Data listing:
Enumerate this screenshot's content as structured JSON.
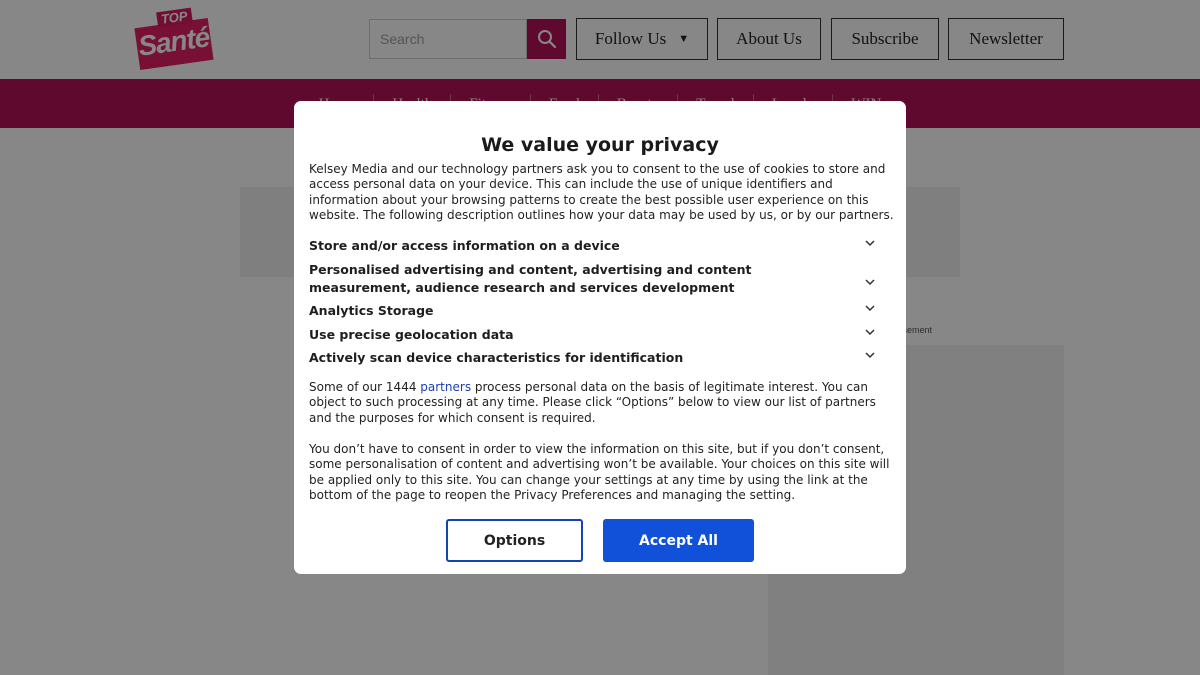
{
  "site": {
    "logo": {
      "top": "TOP",
      "main": "Santé"
    },
    "search": {
      "placeholder": "Search"
    },
    "header_buttons": {
      "follow_us": "Follow Us",
      "about_us": "About Us",
      "subscribe": "Subscribe",
      "newsletter": "Newsletter"
    },
    "nav": [
      "Home",
      "Health",
      "Fitness",
      "Food",
      "Beauty",
      "Travel",
      "Lovely",
      "WIN"
    ],
    "ad_label": "rtisement"
  },
  "consent": {
    "title": "We value your privacy",
    "intro": "Kelsey Media and our technology partners ask you to consent to the use of cookies to store and access personal data on your device. This can include the use of unique identifiers and information about your browsing patterns to create the best possible user experience on this website. The following description outlines how your data may be used by us, or by our partners.",
    "purposes": [
      "Store and/or access information on a device",
      "Personalised advertising and content, advertising and content measurement, audience research and services development",
      "Analytics Storage",
      "Use precise geolocation data",
      "Actively scan device characteristics for identification"
    ],
    "legit_before": "Some of our 1444 ",
    "legit_link": "partners",
    "legit_after": " process personal data on the basis of legitimate interest. You can object to such processing at any time. Please click “Options” below to view our list of partners and the purposes for which consent is required.",
    "no_consent": "You don’t have to consent in order to view the information on this site, but if you don’t consent, some personalisation of content and advertising won’t be available. Your choices on this site will be applied only to this site. You can change your settings at any time by using the link at the bottom of the page to reopen the Privacy Preferences and managing the setting.",
    "options_label": "Options",
    "accept_label": "Accept All"
  },
  "colors": {
    "brand": "#b3125a",
    "accept": "#1150d8",
    "link": "#1a3fb5"
  }
}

Prompt: Locate the word "advertising" in the records above, and return each line that has it.

Exercise answer:
      "Personalised advertising and content, advertising and content measurement, audience research and services development",
    "no_consent": "You don’t have to consent in order to view the information on this site, but if you don’t consent, some personalisation of content and advertising won’t be available. Your choices on this site will be applied only to this site. You can change your settings at any time by using the link at the bottom of the page to reopen the Privacy Preferences and managing the setting.",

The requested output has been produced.